- **Written request**
Omit the pictures, then write out every entry exactly as it reads.

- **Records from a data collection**
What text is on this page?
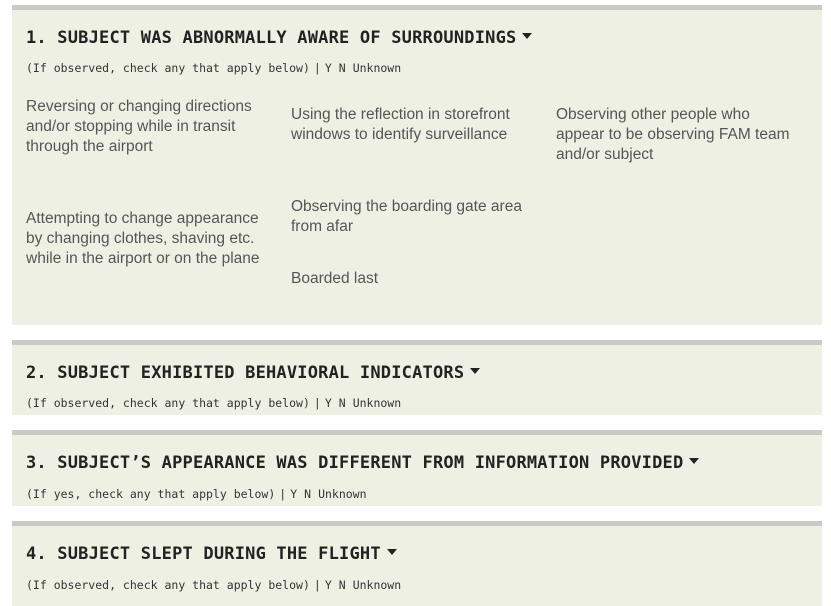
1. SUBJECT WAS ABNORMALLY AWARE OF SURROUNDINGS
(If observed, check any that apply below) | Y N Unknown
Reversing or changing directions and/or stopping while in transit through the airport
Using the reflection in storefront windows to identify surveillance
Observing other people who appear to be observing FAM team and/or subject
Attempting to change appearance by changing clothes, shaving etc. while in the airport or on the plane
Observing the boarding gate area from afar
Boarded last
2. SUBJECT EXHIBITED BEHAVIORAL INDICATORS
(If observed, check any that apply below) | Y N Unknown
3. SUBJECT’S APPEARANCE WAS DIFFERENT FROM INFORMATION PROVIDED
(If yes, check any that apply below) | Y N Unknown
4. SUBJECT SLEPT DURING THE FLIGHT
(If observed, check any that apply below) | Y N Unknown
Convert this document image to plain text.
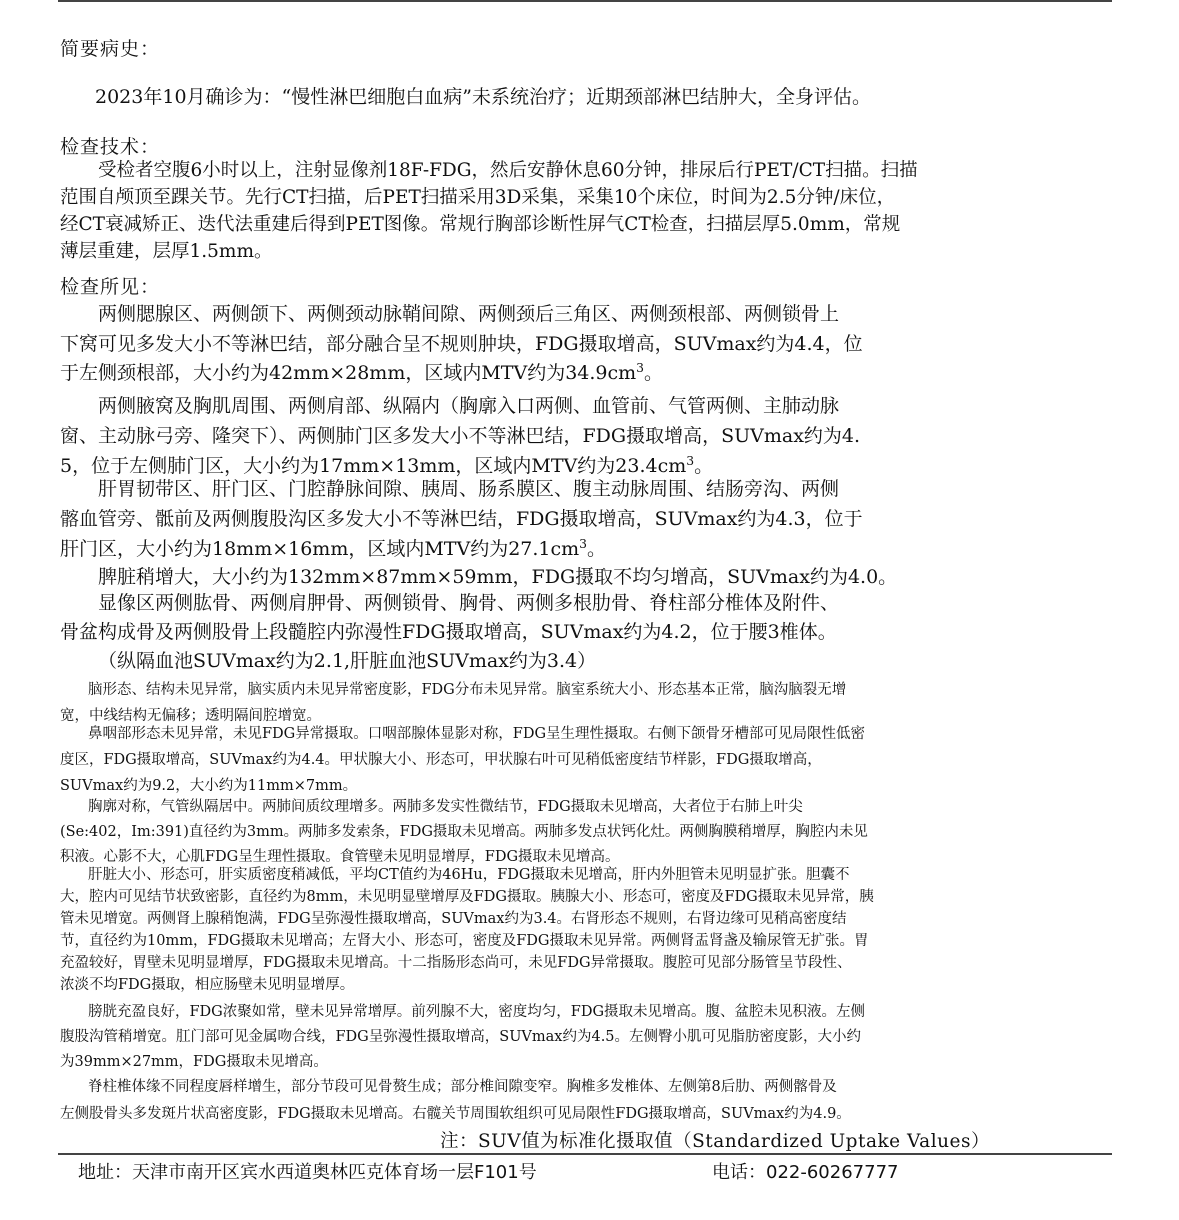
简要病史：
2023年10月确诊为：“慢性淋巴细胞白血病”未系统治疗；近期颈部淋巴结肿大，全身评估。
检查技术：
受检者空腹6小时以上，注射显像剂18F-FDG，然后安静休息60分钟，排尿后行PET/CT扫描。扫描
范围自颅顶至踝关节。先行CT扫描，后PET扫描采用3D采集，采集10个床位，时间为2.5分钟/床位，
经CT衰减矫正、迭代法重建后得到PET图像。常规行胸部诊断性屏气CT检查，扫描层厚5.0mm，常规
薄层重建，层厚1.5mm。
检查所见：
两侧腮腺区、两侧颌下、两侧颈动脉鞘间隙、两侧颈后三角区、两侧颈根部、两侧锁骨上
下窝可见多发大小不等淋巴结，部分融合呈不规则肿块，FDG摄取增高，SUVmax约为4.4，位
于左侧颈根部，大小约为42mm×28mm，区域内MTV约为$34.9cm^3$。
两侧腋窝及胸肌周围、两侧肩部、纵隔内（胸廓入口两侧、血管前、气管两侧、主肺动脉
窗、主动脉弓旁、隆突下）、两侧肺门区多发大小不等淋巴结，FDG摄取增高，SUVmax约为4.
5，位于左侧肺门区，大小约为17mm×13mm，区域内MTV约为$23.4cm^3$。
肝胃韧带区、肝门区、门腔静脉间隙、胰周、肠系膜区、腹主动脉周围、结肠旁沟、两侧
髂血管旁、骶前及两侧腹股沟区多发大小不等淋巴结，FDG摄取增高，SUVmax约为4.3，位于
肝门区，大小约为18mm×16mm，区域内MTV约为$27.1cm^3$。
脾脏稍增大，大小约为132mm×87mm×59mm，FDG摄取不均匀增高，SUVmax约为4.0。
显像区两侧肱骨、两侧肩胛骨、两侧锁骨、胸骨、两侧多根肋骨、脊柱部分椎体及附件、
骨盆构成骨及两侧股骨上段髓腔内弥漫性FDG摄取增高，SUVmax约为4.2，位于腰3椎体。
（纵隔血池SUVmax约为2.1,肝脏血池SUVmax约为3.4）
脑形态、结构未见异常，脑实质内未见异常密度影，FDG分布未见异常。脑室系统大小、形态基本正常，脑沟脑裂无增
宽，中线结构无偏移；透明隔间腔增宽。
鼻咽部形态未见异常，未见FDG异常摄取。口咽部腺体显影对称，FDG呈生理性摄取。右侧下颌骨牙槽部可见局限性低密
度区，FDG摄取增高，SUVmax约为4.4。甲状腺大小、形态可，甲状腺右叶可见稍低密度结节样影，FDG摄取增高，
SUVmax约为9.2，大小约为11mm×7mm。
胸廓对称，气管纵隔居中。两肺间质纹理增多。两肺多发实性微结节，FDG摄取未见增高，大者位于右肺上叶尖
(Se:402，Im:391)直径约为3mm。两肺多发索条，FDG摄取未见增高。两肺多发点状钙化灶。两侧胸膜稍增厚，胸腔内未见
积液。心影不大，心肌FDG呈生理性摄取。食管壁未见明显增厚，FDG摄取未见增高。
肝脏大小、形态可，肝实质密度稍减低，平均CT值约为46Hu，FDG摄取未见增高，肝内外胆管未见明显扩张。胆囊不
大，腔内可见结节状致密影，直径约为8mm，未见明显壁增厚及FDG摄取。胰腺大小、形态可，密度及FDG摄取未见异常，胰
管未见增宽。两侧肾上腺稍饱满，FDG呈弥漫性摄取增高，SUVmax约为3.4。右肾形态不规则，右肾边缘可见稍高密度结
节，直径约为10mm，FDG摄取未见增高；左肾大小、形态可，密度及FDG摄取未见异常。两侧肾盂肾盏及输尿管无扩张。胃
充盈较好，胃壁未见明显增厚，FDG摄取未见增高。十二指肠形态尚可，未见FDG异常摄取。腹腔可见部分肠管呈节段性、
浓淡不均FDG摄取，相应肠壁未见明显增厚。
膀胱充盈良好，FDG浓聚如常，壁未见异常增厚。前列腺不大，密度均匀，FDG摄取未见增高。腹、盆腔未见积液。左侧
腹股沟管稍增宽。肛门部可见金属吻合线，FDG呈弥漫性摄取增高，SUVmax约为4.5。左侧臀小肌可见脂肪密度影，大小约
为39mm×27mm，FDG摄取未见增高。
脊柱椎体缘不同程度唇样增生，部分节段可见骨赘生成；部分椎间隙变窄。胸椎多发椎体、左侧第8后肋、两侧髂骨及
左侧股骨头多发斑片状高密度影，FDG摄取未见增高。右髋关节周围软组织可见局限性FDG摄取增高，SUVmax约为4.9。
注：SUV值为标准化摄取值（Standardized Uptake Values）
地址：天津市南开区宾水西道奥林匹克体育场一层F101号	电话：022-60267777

- **Response below**
What text is on this page?
1. SUBJECT WAS ABNORMALLY AWARE OF SURROUNDINGS
(If observed, check any that apply below) | Y N Unknown
Reversing or changing directions and/or stopping while in transit through the airport
Using the reflection in storefront windows to identify surveillance
Observing other people who appear to be observing FAM team and/or subject
Attempting to change appearance by changing clothes, shaving etc. while in the airport or on the plane
Observing the boarding gate area from afar
Boarded last
2. SUBJECT EXHIBITED BEHAVIORAL INDICATORS
(If observed, check any that apply below) | Y N Unknown
3. SUBJECT’S APPEARANCE WAS DIFFERENT FROM INFORMATION PROVIDED
(If yes, check any that apply below) | Y N Unknown
4. SUBJECT SLEPT DURING THE FLIGHT
(If observed, check any that apply below) | Y N Unknown
Convert this document image to plain text.
简要病史：
2023年10月确诊为：“慢性淋巴细胞白血病”未系统治疗；近期颈部淋巴结肿大，全身评估。
检查技术：
受检者空腹6小时以上，注射显像剂18F-FDG，然后安静休息60分钟，排尿后行PET/CT扫描。扫描
范围自颅顶至踝关节。先行CT扫描，后PET扫描采用3D采集，采集10个床位，时间为2.5分钟/床位，
经CT衰减矫正、迭代法重建后得到PET图像。常规行胸部诊断性屏气CT检查，扫描层厚5.0mm，常规
薄层重建，层厚1.5mm。
检查所见：
两侧腮腺区、两侧颌下、两侧颈动脉鞘间隙、两侧颈后三角区、两侧颈根部、两侧锁骨上
下窝可见多发大小不等淋巴结，部分融合呈不规则肿块，FDG摄取增高，SUVmax约为4.4，位
于左侧颈根部，大小约为42mm×28mm，区域内MTV约为$34.9cm^3$。
两侧腋窝及胸肌周围、两侧肩部、纵隔内（胸廓入口两侧、血管前、气管两侧、主肺动脉
窗、主动脉弓旁、隆突下）、两侧肺门区多发大小不等淋巴结，FDG摄取增高，SUVmax约为4.
5，位于左侧肺门区，大小约为17mm×13mm，区域内MTV约为$23.4cm^3$。
肝胃韧带区、肝门区、门腔静脉间隙、胰周、肠系膜区、腹主动脉周围、结肠旁沟、两侧
髂血管旁、骶前及两侧腹股沟区多发大小不等淋巴结，FDG摄取增高，SUVmax约为4.3，位于
肝门区，大小约为18mm×16mm，区域内MTV约为$27.1cm^3$。
脾脏稍增大，大小约为132mm×87mm×59mm，FDG摄取不均匀增高，SUVmax约为4.0。
显像区两侧肱骨、两侧肩胛骨、两侧锁骨、胸骨、两侧多根肋骨、脊柱部分椎体及附件、
骨盆构成骨及两侧股骨上段髓腔内弥漫性FDG摄取增高，SUVmax约为4.2，位于腰3椎体。
（纵隔血池SUVmax约为2.1,肝脏血池SUVmax约为3.4）
脑形态、结构未见异常，脑实质内未见异常密度影，FDG分布未见异常。脑室系统大小、形态基本正常，脑沟脑裂无增
宽，中线结构无偏移；透明隔间腔增宽。
鼻咽部形态未见异常，未见FDG异常摄取。口咽部腺体显影对称，FDG呈生理性摄取。右侧下颌骨牙槽部可见局限性低密
度区，FDG摄取增高，SUVmax约为4.4。甲状腺大小、形态可，甲状腺右叶可见稍低密度结节样影，FDG摄取增高，
SUVmax约为9.2，大小约为11mm×7mm。
胸廓对称，气管纵隔居中。两肺间质纹理增多。两肺多发实性微结节，FDG摄取未见增高，大者位于右肺上叶尖
(Se:402，Im:391)直径约为3mm。两肺多发索条，FDG摄取未见增高。两肺多发点状钙化灶。两侧胸膜稍增厚，胸腔内未见
积液。心影不大，心肌FDG呈生理性摄取。食管壁未见明显增厚，FDG摄取未见增高。
肝脏大小、形态可，肝实质密度稍减低，平均CT值约为46Hu，FDG摄取未见增高，肝内外胆管未见明显扩张。胆囊不
大，腔内可见结节状致密影，直径约为8mm，未见明显壁增厚及FDG摄取。胰腺大小、形态可，密度及FDG摄取未见异常，胰
管未见增宽。两侧肾上腺稍饱满，FDG呈弥漫性摄取增高，SUVmax约为3.4。右肾形态不规则，右肾边缘可见稍高密度结
节，直径约为10mm，FDG摄取未见增高；左肾大小、形态可，密度及FDG摄取未见异常。两侧肾盂肾盏及输尿管无扩张。胃
充盈较好，胃壁未见明显增厚，FDG摄取未见增高。十二指肠形态尚可，未见FDG异常摄取。腹腔可见部分肠管呈节段性、
浓淡不均FDG摄取，相应肠壁未见明显增厚。
膀胱充盈良好，FDG浓聚如常，壁未见异常增厚。前列腺不大，密度均匀，FDG摄取未见增高。腹、盆腔未见积液。左侧
腹股沟管稍增宽。肛门部可见金属吻合线，FDG呈弥漫性摄取增高，SUVmax约为4.5。左侧臀小肌可见脂肪密度影，大小约
为39mm×27mm，FDG摄取未见增高。
脊柱椎体缘不同程度唇样增生，部分节段可见骨赘生成；部分椎间隙变窄。胸椎多发椎体、左侧第8后肋、两侧髂骨及
左侧股骨头多发斑片状高密度影，FDG摄取未见增高。右髋关节周围软组织可见局限性FDG摄取增高，SUVmax约为4.9。
注：SUV值为标准化摄取值（Standardized Uptake Values）
地址：天津市南开区宾水西道奥林匹克体育场一层F101号	电话：022-60267777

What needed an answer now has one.